▸ **TASK GOAL**:
Only a number is wanted. Count the lines holding the string "true".

## begin

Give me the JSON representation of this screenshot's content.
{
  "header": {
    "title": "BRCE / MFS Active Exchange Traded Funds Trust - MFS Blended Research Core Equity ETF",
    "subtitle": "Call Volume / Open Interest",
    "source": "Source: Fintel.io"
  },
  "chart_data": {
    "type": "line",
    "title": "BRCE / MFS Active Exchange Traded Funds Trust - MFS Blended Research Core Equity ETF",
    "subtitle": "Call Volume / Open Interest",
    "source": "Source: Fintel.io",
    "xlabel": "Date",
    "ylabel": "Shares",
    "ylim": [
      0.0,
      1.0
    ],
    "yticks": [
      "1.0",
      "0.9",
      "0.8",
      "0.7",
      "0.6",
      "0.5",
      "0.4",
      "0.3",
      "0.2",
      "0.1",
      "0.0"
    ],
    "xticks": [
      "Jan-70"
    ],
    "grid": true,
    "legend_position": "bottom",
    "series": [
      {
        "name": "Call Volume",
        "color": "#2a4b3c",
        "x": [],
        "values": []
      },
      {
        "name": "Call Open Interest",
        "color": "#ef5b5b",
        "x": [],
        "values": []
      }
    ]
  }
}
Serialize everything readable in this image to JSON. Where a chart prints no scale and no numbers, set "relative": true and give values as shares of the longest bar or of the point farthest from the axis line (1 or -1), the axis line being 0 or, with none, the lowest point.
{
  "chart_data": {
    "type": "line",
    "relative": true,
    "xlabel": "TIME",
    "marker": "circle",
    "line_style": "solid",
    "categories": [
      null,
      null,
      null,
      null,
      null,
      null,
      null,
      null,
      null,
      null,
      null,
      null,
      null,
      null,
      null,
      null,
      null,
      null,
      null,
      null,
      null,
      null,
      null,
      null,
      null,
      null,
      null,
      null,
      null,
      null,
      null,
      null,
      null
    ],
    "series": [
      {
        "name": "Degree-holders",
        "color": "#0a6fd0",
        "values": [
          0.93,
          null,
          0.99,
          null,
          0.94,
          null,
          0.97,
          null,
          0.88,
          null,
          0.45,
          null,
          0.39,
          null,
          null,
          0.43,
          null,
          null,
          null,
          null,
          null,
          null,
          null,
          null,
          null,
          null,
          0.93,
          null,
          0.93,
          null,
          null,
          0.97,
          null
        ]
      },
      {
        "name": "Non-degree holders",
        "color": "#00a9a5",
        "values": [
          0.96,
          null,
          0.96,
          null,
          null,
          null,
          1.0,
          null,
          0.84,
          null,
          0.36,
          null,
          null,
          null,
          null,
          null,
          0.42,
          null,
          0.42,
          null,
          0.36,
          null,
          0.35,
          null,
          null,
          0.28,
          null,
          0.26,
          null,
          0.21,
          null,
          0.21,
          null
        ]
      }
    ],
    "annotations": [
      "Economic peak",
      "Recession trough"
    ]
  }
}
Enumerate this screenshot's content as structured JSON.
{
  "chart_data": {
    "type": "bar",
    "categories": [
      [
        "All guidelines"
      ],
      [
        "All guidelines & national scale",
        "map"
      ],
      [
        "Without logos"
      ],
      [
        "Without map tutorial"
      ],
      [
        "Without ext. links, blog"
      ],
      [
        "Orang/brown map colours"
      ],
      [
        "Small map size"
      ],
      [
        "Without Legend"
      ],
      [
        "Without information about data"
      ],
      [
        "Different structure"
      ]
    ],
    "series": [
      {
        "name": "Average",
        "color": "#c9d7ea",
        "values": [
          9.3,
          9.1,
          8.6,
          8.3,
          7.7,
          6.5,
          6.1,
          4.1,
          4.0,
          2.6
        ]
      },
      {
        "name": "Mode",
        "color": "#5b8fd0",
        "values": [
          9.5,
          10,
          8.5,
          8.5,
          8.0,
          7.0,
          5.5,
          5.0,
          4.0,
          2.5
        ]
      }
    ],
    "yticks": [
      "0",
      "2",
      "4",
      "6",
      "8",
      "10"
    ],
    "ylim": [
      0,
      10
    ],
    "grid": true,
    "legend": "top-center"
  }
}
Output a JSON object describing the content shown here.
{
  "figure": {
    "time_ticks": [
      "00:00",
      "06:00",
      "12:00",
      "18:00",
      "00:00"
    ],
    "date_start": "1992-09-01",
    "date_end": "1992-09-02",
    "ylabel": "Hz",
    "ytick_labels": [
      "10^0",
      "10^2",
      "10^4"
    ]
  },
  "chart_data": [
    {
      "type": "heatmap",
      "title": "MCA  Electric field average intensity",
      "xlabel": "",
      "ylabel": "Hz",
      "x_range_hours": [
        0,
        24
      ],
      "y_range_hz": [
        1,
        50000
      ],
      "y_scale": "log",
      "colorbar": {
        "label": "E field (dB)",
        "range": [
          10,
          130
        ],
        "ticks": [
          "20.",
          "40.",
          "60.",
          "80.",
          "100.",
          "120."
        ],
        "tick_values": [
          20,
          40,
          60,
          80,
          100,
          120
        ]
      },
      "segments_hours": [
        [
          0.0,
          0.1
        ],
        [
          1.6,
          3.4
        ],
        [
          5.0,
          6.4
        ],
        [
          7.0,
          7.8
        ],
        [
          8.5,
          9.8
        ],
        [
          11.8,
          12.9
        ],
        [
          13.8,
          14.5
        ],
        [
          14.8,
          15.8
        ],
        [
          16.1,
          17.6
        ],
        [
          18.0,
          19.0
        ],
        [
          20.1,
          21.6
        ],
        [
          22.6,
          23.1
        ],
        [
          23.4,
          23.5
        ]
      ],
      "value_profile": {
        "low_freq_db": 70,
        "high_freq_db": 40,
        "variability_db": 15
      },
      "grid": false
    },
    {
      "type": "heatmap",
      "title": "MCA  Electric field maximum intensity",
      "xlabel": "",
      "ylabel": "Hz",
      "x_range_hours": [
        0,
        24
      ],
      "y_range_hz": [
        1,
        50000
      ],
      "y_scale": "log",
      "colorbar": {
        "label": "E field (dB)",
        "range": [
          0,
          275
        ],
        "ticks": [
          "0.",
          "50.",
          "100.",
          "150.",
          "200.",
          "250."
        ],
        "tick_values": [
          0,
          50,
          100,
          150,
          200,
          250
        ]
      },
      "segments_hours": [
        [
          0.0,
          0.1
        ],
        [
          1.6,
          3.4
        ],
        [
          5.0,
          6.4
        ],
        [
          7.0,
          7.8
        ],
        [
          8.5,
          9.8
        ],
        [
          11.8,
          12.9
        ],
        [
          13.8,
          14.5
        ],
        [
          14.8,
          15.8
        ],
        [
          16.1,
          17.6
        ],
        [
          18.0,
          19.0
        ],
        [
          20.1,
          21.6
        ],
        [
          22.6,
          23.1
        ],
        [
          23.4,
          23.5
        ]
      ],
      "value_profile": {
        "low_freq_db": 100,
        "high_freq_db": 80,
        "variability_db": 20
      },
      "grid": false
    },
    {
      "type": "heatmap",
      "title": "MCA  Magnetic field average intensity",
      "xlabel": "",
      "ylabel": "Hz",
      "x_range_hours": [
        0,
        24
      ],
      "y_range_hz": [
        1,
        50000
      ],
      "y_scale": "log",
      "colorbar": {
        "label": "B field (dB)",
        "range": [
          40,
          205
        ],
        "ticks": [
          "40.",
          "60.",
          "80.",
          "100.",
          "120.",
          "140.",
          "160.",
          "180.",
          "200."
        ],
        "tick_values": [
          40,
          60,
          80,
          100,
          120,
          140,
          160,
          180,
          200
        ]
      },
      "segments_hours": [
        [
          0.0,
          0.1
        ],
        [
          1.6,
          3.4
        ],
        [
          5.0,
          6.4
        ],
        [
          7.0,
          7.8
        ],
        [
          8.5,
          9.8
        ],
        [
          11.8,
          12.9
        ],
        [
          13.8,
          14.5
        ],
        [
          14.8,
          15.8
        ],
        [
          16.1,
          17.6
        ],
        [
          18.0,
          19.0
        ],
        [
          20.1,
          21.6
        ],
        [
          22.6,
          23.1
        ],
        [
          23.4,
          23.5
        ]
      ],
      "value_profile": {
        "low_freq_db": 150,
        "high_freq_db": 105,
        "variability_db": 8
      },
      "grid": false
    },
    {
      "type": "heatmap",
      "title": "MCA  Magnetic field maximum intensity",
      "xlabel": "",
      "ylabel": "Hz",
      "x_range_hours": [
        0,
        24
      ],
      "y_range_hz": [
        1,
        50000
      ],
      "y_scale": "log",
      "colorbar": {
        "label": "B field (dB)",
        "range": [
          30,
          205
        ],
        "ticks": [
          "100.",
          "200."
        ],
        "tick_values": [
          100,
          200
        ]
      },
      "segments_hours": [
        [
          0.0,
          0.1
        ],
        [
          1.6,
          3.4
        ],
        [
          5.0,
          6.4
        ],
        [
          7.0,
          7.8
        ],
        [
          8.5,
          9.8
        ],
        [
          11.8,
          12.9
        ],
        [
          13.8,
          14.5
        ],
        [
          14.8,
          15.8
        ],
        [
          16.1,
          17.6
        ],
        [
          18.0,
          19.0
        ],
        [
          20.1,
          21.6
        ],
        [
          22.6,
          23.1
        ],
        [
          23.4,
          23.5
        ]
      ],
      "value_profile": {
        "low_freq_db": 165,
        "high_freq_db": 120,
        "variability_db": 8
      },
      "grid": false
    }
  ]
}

## end

▸ **OUTPUT FOR THIS EXERCISE**:
4